### EXERCISE BRIEF
Identify, in the records below, every line where the string "weight" appears, and copy each such line.
[Begin MATERIAL PROVIDED]
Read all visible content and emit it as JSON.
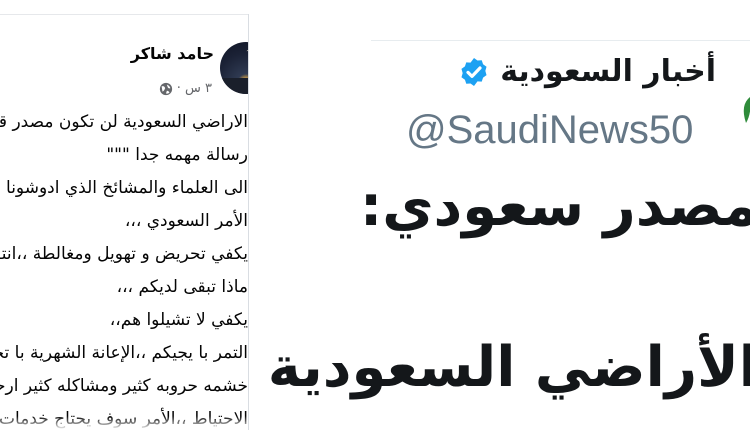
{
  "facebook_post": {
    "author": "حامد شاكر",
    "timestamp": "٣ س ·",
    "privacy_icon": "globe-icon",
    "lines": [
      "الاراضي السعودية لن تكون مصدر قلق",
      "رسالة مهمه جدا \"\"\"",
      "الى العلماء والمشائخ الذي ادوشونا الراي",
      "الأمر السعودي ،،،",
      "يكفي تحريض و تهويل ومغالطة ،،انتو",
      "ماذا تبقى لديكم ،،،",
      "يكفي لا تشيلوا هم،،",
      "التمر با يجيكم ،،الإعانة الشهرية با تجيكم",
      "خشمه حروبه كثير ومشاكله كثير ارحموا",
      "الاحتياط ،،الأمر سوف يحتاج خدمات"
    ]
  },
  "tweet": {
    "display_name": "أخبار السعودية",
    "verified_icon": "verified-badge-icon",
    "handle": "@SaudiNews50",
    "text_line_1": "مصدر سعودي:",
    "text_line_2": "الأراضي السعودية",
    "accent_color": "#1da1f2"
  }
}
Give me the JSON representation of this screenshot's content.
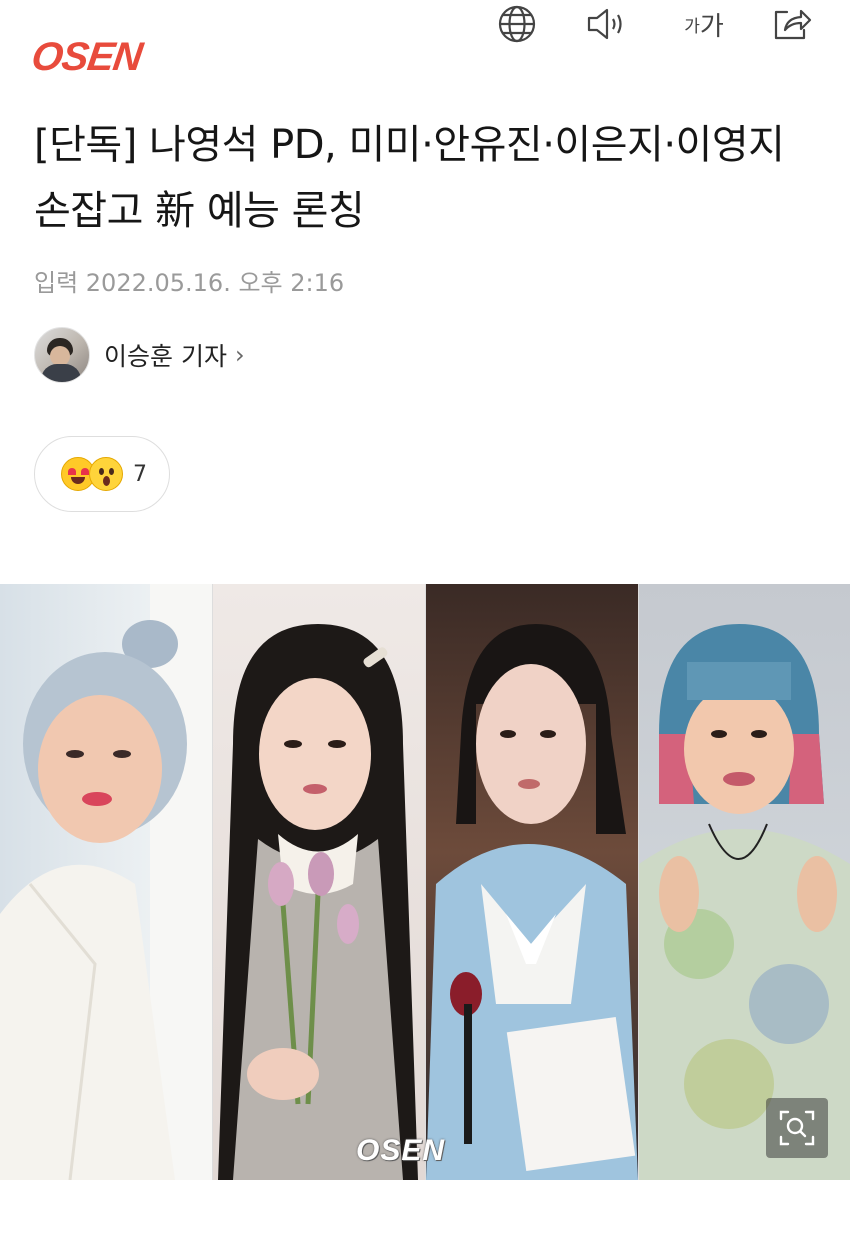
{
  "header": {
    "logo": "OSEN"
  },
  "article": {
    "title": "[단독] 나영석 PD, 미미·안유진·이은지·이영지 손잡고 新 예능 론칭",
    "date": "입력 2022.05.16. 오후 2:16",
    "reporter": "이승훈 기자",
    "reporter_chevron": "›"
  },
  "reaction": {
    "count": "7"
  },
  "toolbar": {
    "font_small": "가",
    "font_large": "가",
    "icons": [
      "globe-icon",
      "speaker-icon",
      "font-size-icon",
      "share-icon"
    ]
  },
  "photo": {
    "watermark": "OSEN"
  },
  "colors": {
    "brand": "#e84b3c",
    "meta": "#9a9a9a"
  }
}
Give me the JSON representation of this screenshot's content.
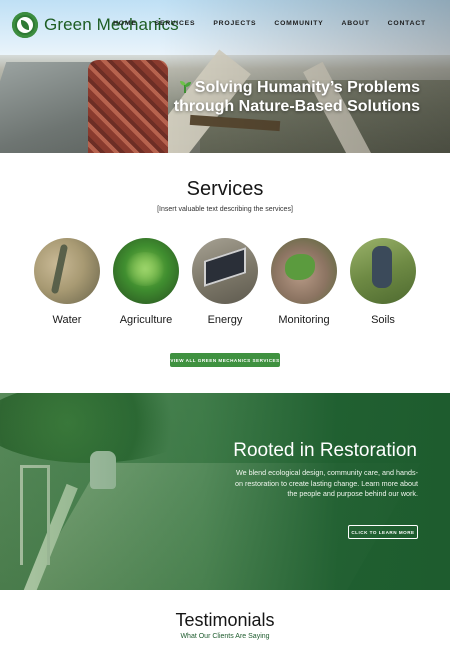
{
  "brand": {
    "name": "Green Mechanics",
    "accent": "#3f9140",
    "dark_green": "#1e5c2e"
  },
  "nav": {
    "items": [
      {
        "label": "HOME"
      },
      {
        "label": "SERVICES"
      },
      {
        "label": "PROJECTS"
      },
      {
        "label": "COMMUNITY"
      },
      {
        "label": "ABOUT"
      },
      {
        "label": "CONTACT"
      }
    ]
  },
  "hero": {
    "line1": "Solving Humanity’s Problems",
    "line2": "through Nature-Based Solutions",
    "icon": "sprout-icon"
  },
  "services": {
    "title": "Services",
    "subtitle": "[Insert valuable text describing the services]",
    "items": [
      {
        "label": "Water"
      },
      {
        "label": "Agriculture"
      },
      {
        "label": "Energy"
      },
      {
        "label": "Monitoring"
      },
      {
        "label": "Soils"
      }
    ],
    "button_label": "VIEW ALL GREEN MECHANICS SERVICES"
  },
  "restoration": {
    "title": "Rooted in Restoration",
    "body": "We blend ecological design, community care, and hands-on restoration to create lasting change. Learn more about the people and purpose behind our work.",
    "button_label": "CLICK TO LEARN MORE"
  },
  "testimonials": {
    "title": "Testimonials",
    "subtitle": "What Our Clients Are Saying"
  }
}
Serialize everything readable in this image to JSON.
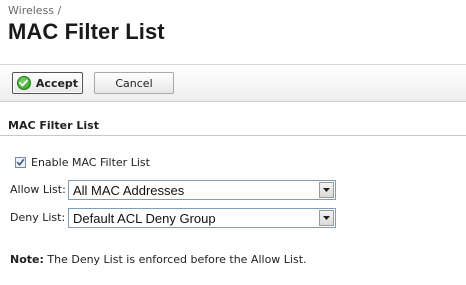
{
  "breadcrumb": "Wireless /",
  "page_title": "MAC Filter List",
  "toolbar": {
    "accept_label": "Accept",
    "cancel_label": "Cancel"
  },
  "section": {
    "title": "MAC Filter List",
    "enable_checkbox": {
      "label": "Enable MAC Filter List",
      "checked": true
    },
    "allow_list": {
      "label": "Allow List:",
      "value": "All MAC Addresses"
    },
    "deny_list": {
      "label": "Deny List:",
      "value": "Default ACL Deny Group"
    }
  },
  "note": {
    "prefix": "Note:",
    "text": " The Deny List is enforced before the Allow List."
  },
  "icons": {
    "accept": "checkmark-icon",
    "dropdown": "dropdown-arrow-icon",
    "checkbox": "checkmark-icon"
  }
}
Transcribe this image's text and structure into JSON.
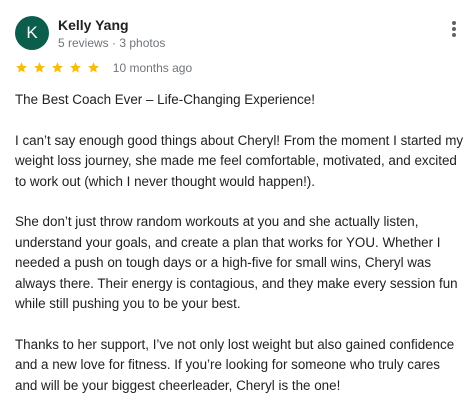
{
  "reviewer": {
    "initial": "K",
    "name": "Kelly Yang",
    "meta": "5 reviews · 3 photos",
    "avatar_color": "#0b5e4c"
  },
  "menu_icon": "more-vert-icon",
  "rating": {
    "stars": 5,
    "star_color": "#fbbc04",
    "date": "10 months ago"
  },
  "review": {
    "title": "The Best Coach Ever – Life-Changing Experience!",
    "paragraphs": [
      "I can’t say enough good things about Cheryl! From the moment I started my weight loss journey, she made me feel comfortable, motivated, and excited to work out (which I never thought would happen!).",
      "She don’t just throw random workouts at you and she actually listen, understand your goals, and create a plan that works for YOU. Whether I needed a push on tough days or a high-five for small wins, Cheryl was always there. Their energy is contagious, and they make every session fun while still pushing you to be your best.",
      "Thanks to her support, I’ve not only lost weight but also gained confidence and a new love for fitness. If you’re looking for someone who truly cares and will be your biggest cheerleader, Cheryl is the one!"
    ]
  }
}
[End MATERIAL PROVIDED]
### FINAL RESULT
      "I can’t say enough good things about Cheryl! From the moment I started my weight loss journey, she made me feel comfortable, motivated, and excited to work out (which I never thought would happen!).",
      "Thanks to her support, I’ve not only lost weight but also gained confidence and a new love for fitness. If you’re looking for someone who truly cares and will be your biggest cheerleader, Cheryl is the one!"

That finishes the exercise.